- [Instructions to follow] Each record below must be returned exactly as shown.

- [Records to use]
□ □ □ □ □ □ □
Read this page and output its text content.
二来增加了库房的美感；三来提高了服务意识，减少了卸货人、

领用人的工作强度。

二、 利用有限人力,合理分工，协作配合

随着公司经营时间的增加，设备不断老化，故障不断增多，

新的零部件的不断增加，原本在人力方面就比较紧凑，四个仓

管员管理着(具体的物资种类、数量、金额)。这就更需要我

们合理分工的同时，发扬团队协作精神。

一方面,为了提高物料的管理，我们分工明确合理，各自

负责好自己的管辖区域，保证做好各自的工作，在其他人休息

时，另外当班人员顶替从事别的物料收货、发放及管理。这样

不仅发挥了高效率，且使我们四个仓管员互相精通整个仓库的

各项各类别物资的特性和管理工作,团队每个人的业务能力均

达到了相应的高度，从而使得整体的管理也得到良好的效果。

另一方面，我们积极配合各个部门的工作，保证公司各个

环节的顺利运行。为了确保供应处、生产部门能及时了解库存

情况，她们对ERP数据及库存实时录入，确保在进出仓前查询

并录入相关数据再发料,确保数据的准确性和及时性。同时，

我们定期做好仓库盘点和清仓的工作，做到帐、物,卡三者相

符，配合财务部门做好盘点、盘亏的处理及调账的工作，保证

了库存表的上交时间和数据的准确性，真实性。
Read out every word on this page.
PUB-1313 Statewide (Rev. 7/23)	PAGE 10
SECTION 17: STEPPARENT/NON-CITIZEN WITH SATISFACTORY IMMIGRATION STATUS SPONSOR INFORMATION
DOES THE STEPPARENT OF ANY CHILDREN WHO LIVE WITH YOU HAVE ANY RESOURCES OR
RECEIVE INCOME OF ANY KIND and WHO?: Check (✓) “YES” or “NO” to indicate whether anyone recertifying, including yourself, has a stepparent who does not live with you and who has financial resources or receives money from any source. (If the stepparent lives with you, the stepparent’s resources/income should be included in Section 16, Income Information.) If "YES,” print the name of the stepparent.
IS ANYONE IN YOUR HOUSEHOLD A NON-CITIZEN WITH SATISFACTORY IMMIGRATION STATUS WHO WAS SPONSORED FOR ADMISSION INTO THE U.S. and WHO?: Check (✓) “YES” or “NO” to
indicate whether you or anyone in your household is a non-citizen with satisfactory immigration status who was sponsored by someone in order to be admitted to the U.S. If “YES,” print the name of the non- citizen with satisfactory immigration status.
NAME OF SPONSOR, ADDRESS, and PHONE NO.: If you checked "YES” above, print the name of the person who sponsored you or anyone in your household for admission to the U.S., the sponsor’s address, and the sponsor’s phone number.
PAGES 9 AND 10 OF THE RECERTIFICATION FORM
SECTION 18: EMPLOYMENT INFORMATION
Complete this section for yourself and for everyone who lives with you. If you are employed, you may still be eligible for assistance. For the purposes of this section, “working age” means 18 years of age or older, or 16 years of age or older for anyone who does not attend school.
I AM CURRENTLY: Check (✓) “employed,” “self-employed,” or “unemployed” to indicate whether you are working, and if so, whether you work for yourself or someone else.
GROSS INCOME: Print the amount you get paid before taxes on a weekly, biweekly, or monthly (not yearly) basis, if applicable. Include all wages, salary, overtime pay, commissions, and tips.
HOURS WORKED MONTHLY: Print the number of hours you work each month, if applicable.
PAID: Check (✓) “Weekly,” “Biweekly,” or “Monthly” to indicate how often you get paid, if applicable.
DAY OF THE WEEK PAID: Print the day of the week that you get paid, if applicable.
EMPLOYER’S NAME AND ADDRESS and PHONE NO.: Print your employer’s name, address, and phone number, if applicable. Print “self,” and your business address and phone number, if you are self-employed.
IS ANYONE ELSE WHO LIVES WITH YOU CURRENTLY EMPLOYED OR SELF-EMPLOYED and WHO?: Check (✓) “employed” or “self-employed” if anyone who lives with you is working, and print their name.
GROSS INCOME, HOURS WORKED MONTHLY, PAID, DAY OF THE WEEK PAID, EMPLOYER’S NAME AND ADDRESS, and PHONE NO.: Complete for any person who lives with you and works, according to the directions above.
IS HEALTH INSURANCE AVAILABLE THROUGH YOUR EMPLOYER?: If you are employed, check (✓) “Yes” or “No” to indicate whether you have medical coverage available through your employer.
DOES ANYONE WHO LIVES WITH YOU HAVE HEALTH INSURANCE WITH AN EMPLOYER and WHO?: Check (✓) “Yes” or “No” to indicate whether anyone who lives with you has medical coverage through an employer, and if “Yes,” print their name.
□ □ □ □ □ □ □
- [The answer]
Read this page and output its text content.
二来增加了库房的美感；三来提高了服务意识，减少了卸货人、

领用人的工作强度。

二、 利用有限人力,合理分工，协作配合

随着公司经营时间的增加，设备不断老化，故障不断增多，

新的零部件的不断增加，原本在人力方面就比较紧凑，四个仓

管员管理着(具体的物资种类、数量、金额)。这就更需要我

们合理分工的同时，发扬团队协作精神。

一方面,为了提高物料的管理，我们分工明确合理，各自

负责好自己的管辖区域，保证做好各自的工作，在其他人休息

时，另外当班人员顶替从事别的物料收货、发放及管理。这样

不仅发挥了高效率，且使我们四个仓管员互相精通整个仓库的

各项各类别物资的特性和管理工作,团队每个人的业务能力均

达到了相应的高度，从而使得整体的管理也得到良好的效果。

另一方面，我们积极配合各个部门的工作，保证公司各个

环节的顺利运行。为了确保供应处、生产部门能及时了解库存

情况，她们对ERP数据及库存实时录入，确保在进出仓前查询

并录入相关数据再发料,确保数据的准确性和及时性。同时，

我们定期做好仓库盘点和清仓的工作，做到帐、物,卡三者相

符，配合财务部门做好盘点、盘亏的处理及调账的工作，保证

了库存表的上交时间和数据的准确性，真实性。
Read out every word on this page.
PUB-1313 Statewide (Rev. 7/23)	PAGE 10
SECTION 17: STEPPARENT/NON-CITIZEN WITH SATISFACTORY IMMIGRATION STATUS SPONSOR INFORMATION
DOES THE STEPPARENT OF ANY CHILDREN WHO LIVE WITH YOU HAVE ANY RESOURCES OR
RECEIVE INCOME OF ANY KIND and WHO?: Check (✓) “YES” or “NO” to indicate whether anyone recertifying, including yourself, has a stepparent who does not live with you and who has financial resources or receives money from any source. (If the stepparent lives with you, the stepparent’s resources/income should be included in Section 16, Income Information.) If "YES,” print the name of the stepparent.
IS ANYONE IN YOUR HOUSEHOLD A NON-CITIZEN WITH SATISFACTORY IMMIGRATION STATUS WHO WAS SPONSORED FOR ADMISSION INTO THE U.S. and WHO?: Check (✓) “YES” or “NO” to
indicate whether you or anyone in your household is a non-citizen with satisfactory immigration status who was sponsored by someone in order to be admitted to the U.S. If “YES,” print the name of the non- citizen with satisfactory immigration status.
NAME OF SPONSOR, ADDRESS, and PHONE NO.: If you checked "YES” above, print the name of the person who sponsored you or anyone in your household for admission to the U.S., the sponsor’s address, and the sponsor’s phone number.
PAGES 9 AND 10 OF THE RECERTIFICATION FORM
SECTION 18: EMPLOYMENT INFORMATION
Complete this section for yourself and for everyone who lives with you. If you are employed, you may still be eligible for assistance. For the purposes of this section, “working age” means 18 years of age or older, or 16 years of age or older for anyone who does not attend school.
I AM CURRENTLY: Check (✓) “employed,” “self-employed,” or “unemployed” to indicate whether you are working, and if so, whether you work for yourself or someone else.
GROSS INCOME: Print the amount you get paid before taxes on a weekly, biweekly, or monthly (not yearly) basis, if applicable. Include all wages, salary, overtime pay, commissions, and tips.
HOURS WORKED MONTHLY: Print the number of hours you work each month, if applicable.
PAID: Check (✓) “Weekly,” “Biweekly,” or “Monthly” to indicate how often you get paid, if applicable.
DAY OF THE WEEK PAID: Print the day of the week that you get paid, if applicable.
EMPLOYER’S NAME AND ADDRESS and PHONE NO.: Print your employer’s name, address, and phone number, if applicable. Print “self,” and your business address and phone number, if you are self-employed.
IS ANYONE ELSE WHO LIVES WITH YOU CURRENTLY EMPLOYED OR SELF-EMPLOYED and WHO?: Check (✓) “employed” or “self-employed” if anyone who lives with you is working, and print their name.
GROSS INCOME, HOURS WORKED MONTHLY, PAID, DAY OF THE WEEK PAID, EMPLOYER’S NAME AND ADDRESS, and PHONE NO.: Complete for any person who lives with you and works, according to the directions above.
IS HEALTH INSURANCE AVAILABLE THROUGH YOUR EMPLOYER?: If you are employed, check (✓) “Yes” or “No” to indicate whether you have medical coverage available through your employer.
DOES ANYONE WHO LIVES WITH YOU HAVE HEALTH INSURANCE WITH AN EMPLOYER and WHO?: Check (✓) “Yes” or “No” to indicate whether anyone who lives with you has medical coverage through an employer, and if “Yes,” print their name.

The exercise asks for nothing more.